* _WHAT THE EXERCISE ASKS_
Quote all entries exactly, leaving pictures aside.
======== SUPPLIED INFORMATION
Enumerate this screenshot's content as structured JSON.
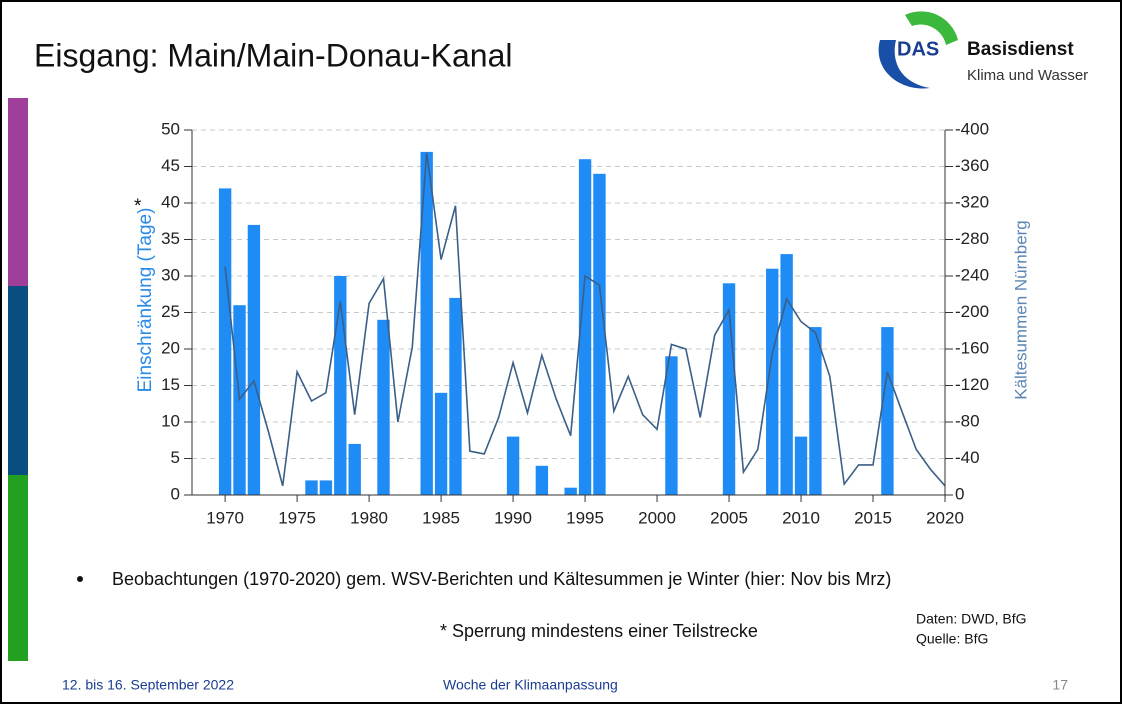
{
  "slide": {
    "title": "Eisgang: Main/Main-Donau-Kanal",
    "logo": {
      "mark": "DAS",
      "name": "Basisdienst",
      "subtitle": "Klima und Wasser"
    },
    "bullet": "Beobachtungen (1970-2020) gem. WSV-Berichten und Kältesummen je Winter (hier: Nov bis Mrz)",
    "footnote": "* Sperrung mindestens einer Teilstrecke",
    "sources": [
      "Daten: DWD, BfG",
      "Quelle: BfG"
    ],
    "footer": {
      "date": "12. bis 16. September 2022",
      "event": "Woche der Klimaanpassung",
      "page": "17"
    }
  },
  "chart_data": {
    "type": "bar",
    "ylabel": "Einschränkung (Tage)",
    "ylabel_note": "*",
    "y2label": "Kältesummen Nürnberg",
    "x": [
      1970,
      1971,
      1972,
      1973,
      1974,
      1975,
      1976,
      1977,
      1978,
      1979,
      1980,
      1981,
      1982,
      1983,
      1984,
      1985,
      1986,
      1987,
      1988,
      1989,
      1990,
      1991,
      1992,
      1993,
      1994,
      1995,
      1996,
      1997,
      1998,
      1999,
      2000,
      2001,
      2002,
      2003,
      2004,
      2005,
      2006,
      2007,
      2008,
      2009,
      2010,
      2011,
      2012,
      2013,
      2014,
      2015,
      2016,
      2017,
      2018,
      2019,
      2020
    ],
    "series": [
      {
        "type": "bar",
        "color": "#1f8bf5",
        "values": [
          42,
          26,
          37,
          0,
          0,
          0,
          2,
          2,
          30,
          7,
          0,
          24,
          0,
          0,
          47,
          14,
          27,
          0,
          0,
          0,
          8,
          0,
          4,
          0,
          1,
          46,
          44,
          0,
          0,
          0,
          0,
          19,
          0,
          0,
          0,
          29,
          0,
          0,
          31,
          33,
          8,
          23,
          0,
          0,
          0,
          0,
          23,
          0,
          0,
          0,
          0
        ]
      },
      {
        "type": "line",
        "color": "#3b5f86",
        "axis": "y2",
        "values": [
          -250,
          -105,
          -125,
          -70,
          -10,
          -135,
          -103,
          -112,
          -212,
          -88,
          -210,
          -237,
          -80,
          -162,
          -375,
          -258,
          -317,
          -48,
          -45,
          -85,
          -145,
          -90,
          -153,
          -105,
          -65,
          -240,
          -230,
          -92,
          -130,
          -88,
          -72,
          -165,
          -160,
          -85,
          -175,
          -203,
          -25,
          -50,
          -155,
          -215,
          -190,
          -178,
          -130,
          -12,
          -33,
          -33,
          -135,
          -92,
          -50,
          -28,
          -10
        ]
      }
    ],
    "xlim": [
      1967.7,
      2020
    ],
    "xticks": [
      1970,
      1975,
      1980,
      1985,
      1990,
      1995,
      2000,
      2005,
      2010,
      2015,
      2020
    ],
    "ylim": [
      0,
      50
    ],
    "yticks": [
      0,
      5,
      10,
      15,
      20,
      25,
      30,
      35,
      40,
      45,
      50
    ],
    "y2lim": [
      0,
      -400
    ],
    "y2ticks": [
      0,
      -40,
      -80,
      -120,
      -160,
      -200,
      -240,
      -280,
      -320,
      -360,
      -400
    ],
    "grid": true
  }
}
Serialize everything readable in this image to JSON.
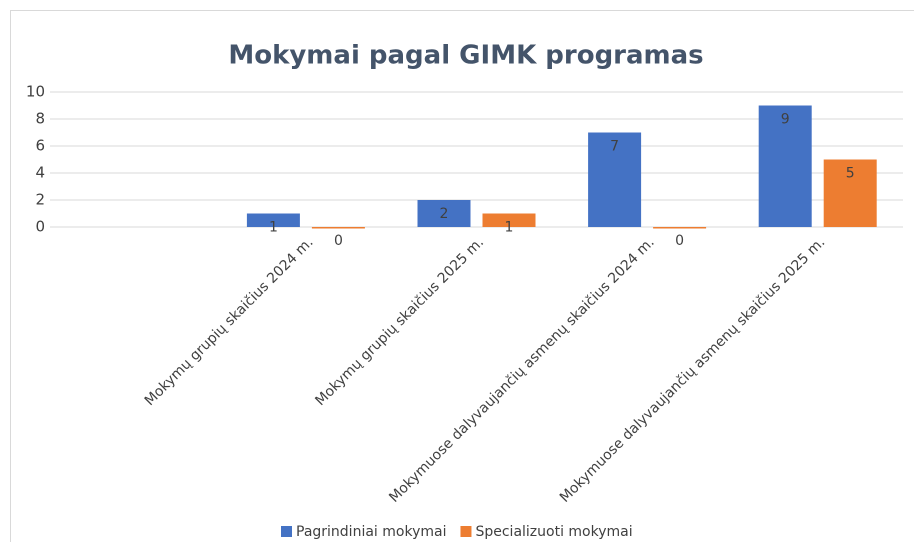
{
  "chart_data": {
    "type": "bar",
    "title": "Mokymai pagal GIMK programas",
    "categories": [
      null,
      "Mokymų grupių skaičius 2024 m.",
      "Mokymų grupių skaičius 2025 m.",
      "Mokymuose dalyvaujančių asmenų skaičius 2024 m.",
      "Mokymuose dalyvaujančių asmenų skaičius 2025 m."
    ],
    "series": [
      {
        "name": "Pagrindiniai mokymai",
        "color": "#4472c4",
        "values": [
          null,
          1,
          2,
          7,
          9
        ]
      },
      {
        "name": "Specializuoti mokymai",
        "color": "#ed7d31",
        "values": [
          null,
          0,
          1,
          0,
          5
        ]
      }
    ],
    "ylim": [
      0,
      10
    ],
    "yticks": [
      0,
      2,
      4,
      6,
      8,
      10
    ],
    "grid": true,
    "legend": "bottom"
  }
}
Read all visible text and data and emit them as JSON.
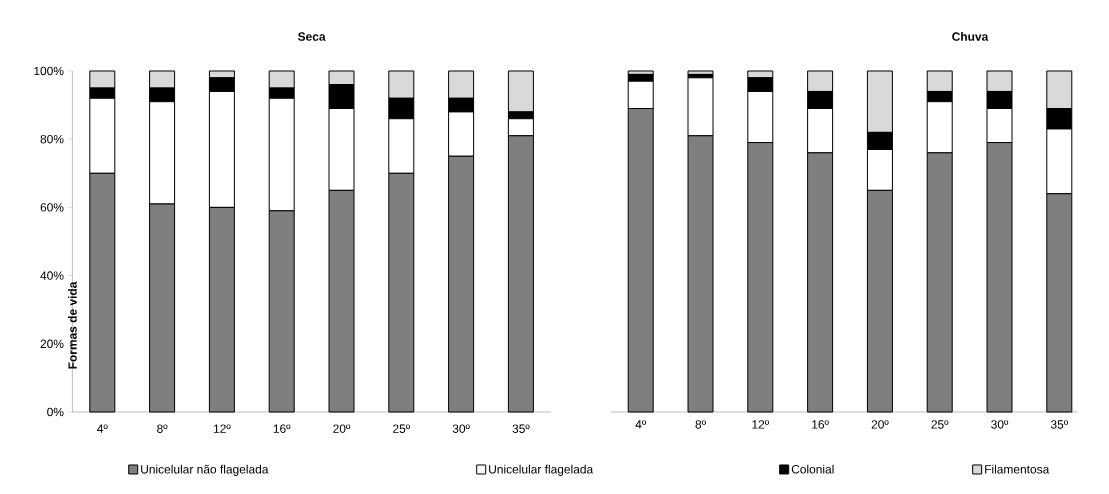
{
  "chart_data": [
    {
      "type": "bar",
      "stacked": true,
      "title": "Seca",
      "ylabel": "Formas de vida",
      "categories": [
        "4º",
        "8º",
        "12º",
        "16º",
        "20º",
        "25º",
        "30º",
        "35º"
      ],
      "series": [
        {
          "name": "Unicelular não flagelada",
          "color": "#7f7f7f",
          "values": [
            70,
            61,
            60,
            59,
            65,
            70,
            75,
            81
          ]
        },
        {
          "name": "Unicelular flagelada",
          "color": "#ffffff",
          "values": [
            22,
            30,
            34,
            33,
            24,
            16,
            13,
            5
          ]
        },
        {
          "name": "Colonial",
          "color": "#000000",
          "values": [
            3,
            4,
            4,
            3,
            7,
            6,
            4,
            2
          ]
        },
        {
          "name": "Filamentosa",
          "color": "#d9d9d9",
          "values": [
            5,
            5,
            2,
            5,
            4,
            8,
            8,
            12
          ]
        }
      ],
      "ylim": [
        0,
        100
      ],
      "yticks": [
        {
          "value": 0,
          "label": "0%"
        },
        {
          "value": 20,
          "label": "20%"
        },
        {
          "value": 40,
          "label": "40%"
        },
        {
          "value": 60,
          "label": "60%"
        },
        {
          "value": 80,
          "label": "80%"
        },
        {
          "value": 100,
          "label": "100%"
        }
      ],
      "legend": "bottom"
    },
    {
      "type": "bar",
      "stacked": true,
      "title": "Chuva",
      "categories": [
        "4º",
        "8º",
        "12º",
        "16º",
        "20º",
        "25º",
        "30º",
        "35º"
      ],
      "series": [
        {
          "color": "#7f7f7f",
          "values": [
            89,
            81,
            79,
            76,
            65,
            76,
            79,
            64
          ]
        },
        {
          "color": "#ffffff",
          "values": [
            8,
            17,
            15,
            13,
            12,
            15,
            10,
            19
          ]
        },
        {
          "color": "#000000",
          "values": [
            2,
            1,
            4,
            5,
            5,
            3,
            5,
            6
          ]
        },
        {
          "color": "#d9d9d9",
          "values": [
            1,
            1,
            2,
            6,
            18,
            6,
            6,
            11
          ]
        }
      ],
      "ylim": [
        0,
        100
      ],
      "tick_labels": "x"
    }
  ]
}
================
* _ANSWER TO THE PROBLEM_
Enumerate this screenshot's content as structured JSON.
{
  "slide": {
    "title": "Eisgang: Main/Main-Donau-Kanal",
    "logo": {
      "mark": "DAS",
      "name": "Basisdienst",
      "subtitle": "Klima und Wasser"
    },
    "bullet": "Beobachtungen (1970-2020) gem. WSV-Berichten und Kältesummen je Winter (hier: Nov bis Mrz)",
    "footnote": "* Sperrung mindestens einer Teilstrecke",
    "sources": [
      "Daten: DWD, BfG",
      "Quelle: BfG"
    ],
    "footer": {
      "date": "12. bis 16. September 2022",
      "event": "Woche der Klimaanpassung",
      "page": "17"
    }
  },
  "chart_data": {
    "type": "bar",
    "ylabel": "Einschränkung (Tage)",
    "ylabel_note": "*",
    "y2label": "Kältesummen Nürnberg",
    "x": [
      1970,
      1971,
      1972,
      1973,
      1974,
      1975,
      1976,
      1977,
      1978,
      1979,
      1980,
      1981,
      1982,
      1983,
      1984,
      1985,
      1986,
      1987,
      1988,
      1989,
      1990,
      1991,
      1992,
      1993,
      1994,
      1995,
      1996,
      1997,
      1998,
      1999,
      2000,
      2001,
      2002,
      2003,
      2004,
      2005,
      2006,
      2007,
      2008,
      2009,
      2010,
      2011,
      2012,
      2013,
      2014,
      2015,
      2016,
      2017,
      2018,
      2019,
      2020
    ],
    "series": [
      {
        "type": "bar",
        "color": "#1f8bf5",
        "values": [
          42,
          26,
          37,
          0,
          0,
          0,
          2,
          2,
          30,
          7,
          0,
          24,
          0,
          0,
          47,
          14,
          27,
          0,
          0,
          0,
          8,
          0,
          4,
          0,
          1,
          46,
          44,
          0,
          0,
          0,
          0,
          19,
          0,
          0,
          0,
          29,
          0,
          0,
          31,
          33,
          8,
          23,
          0,
          0,
          0,
          0,
          23,
          0,
          0,
          0,
          0
        ]
      },
      {
        "type": "line",
        "color": "#3b5f86",
        "axis": "y2",
        "values": [
          -250,
          -105,
          -125,
          -70,
          -10,
          -135,
          -103,
          -112,
          -212,
          -88,
          -210,
          -237,
          -80,
          -162,
          -375,
          -258,
          -317,
          -48,
          -45,
          -85,
          -145,
          -90,
          -153,
          -105,
          -65,
          -240,
          -230,
          -92,
          -130,
          -88,
          -72,
          -165,
          -160,
          -85,
          -175,
          -203,
          -25,
          -50,
          -155,
          -215,
          -190,
          -178,
          -130,
          -12,
          -33,
          -33,
          -135,
          -92,
          -50,
          -28,
          -10
        ]
      }
    ],
    "xlim": [
      1967.7,
      2020
    ],
    "xticks": [
      1970,
      1975,
      1980,
      1985,
      1990,
      1995,
      2000,
      2005,
      2010,
      2015,
      2020
    ],
    "ylim": [
      0,
      50
    ],
    "yticks": [
      0,
      5,
      10,
      15,
      20,
      25,
      30,
      35,
      40,
      45,
      50
    ],
    "y2lim": [
      0,
      -400
    ],
    "y2ticks": [
      0,
      -40,
      -80,
      -120,
      -160,
      -200,
      -240,
      -280,
      -320,
      -360,
      -400
    ],
    "grid": true
  }
}
Serialize everything readable in this image to JSON.
{
  "chart_data": {
    "type": "bar",
    "title": "Mokymai pagal GIMK programas",
    "categories": [
      null,
      "Mokymų grupių skaičius 2024 m.",
      "Mokymų grupių skaičius 2025 m.",
      "Mokymuose dalyvaujančių asmenų skaičius 2024 m.",
      "Mokymuose dalyvaujančių asmenų skaičius 2025 m."
    ],
    "series": [
      {
        "name": "Pagrindiniai mokymai",
        "color": "#4472c4",
        "values": [
          null,
          1,
          2,
          7,
          9
        ]
      },
      {
        "name": "Specializuoti mokymai",
        "color": "#ed7d31",
        "values": [
          null,
          0,
          1,
          0,
          5
        ]
      }
    ],
    "ylim": [
      0,
      10
    ],
    "yticks": [
      0,
      2,
      4,
      6,
      8,
      10
    ],
    "grid": true,
    "legend": "bottom"
  }
}
Read all visible text and data and emit them as JSON.
{
  "chart_data": [
    {
      "type": "bar",
      "stacked": true,
      "title": "Seca",
      "ylabel": "Formas de vida",
      "categories": [
        "4º",
        "8º",
        "12º",
        "16º",
        "20º",
        "25º",
        "30º",
        "35º"
      ],
      "series": [
        {
          "name": "Unicelular não flagelada",
          "color": "#7f7f7f",
          "values": [
            70,
            61,
            60,
            59,
            65,
            70,
            75,
            81
          ]
        },
        {
          "name": "Unicelular flagelada",
          "color": "#ffffff",
          "values": [
            22,
            30,
            34,
            33,
            24,
            16,
            13,
            5
          ]
        },
        {
          "name": "Colonial",
          "color": "#000000",
          "values": [
            3,
            4,
            4,
            3,
            7,
            6,
            4,
            2
          ]
        },
        {
          "name": "Filamentosa",
          "color": "#d9d9d9",
          "values": [
            5,
            5,
            2,
            5,
            4,
            8,
            8,
            12
          ]
        }
      ],
      "ylim": [
        0,
        100
      ],
      "yticks": [
        {
          "value": 0,
          "label": "0%"
        },
        {
          "value": 20,
          "label": "20%"
        },
        {
          "value": 40,
          "label": "40%"
        },
        {
          "value": 60,
          "label": "60%"
        },
        {
          "value": 80,
          "label": "80%"
        },
        {
          "value": 100,
          "label": "100%"
        }
      ],
      "legend": "bottom"
    },
    {
      "type": "bar",
      "stacked": true,
      "title": "Chuva",
      "categories": [
        "4º",
        "8º",
        "12º",
        "16º",
        "20º",
        "25º",
        "30º",
        "35º"
      ],
      "series": [
        {
          "color": "#7f7f7f",
          "values": [
            89,
            81,
            79,
            76,
            65,
            76,
            79,
            64
          ]
        },
        {
          "color": "#ffffff",
          "values": [
            8,
            17,
            15,
            13,
            12,
            15,
            10,
            19
          ]
        },
        {
          "color": "#000000",
          "values": [
            2,
            1,
            4,
            5,
            5,
            3,
            5,
            6
          ]
        },
        {
          "color": "#d9d9d9",
          "values": [
            1,
            1,
            2,
            6,
            18,
            6,
            6,
            11
          ]
        }
      ],
      "ylim": [
        0,
        100
      ],
      "tick_labels": "x"
    }
  ]
}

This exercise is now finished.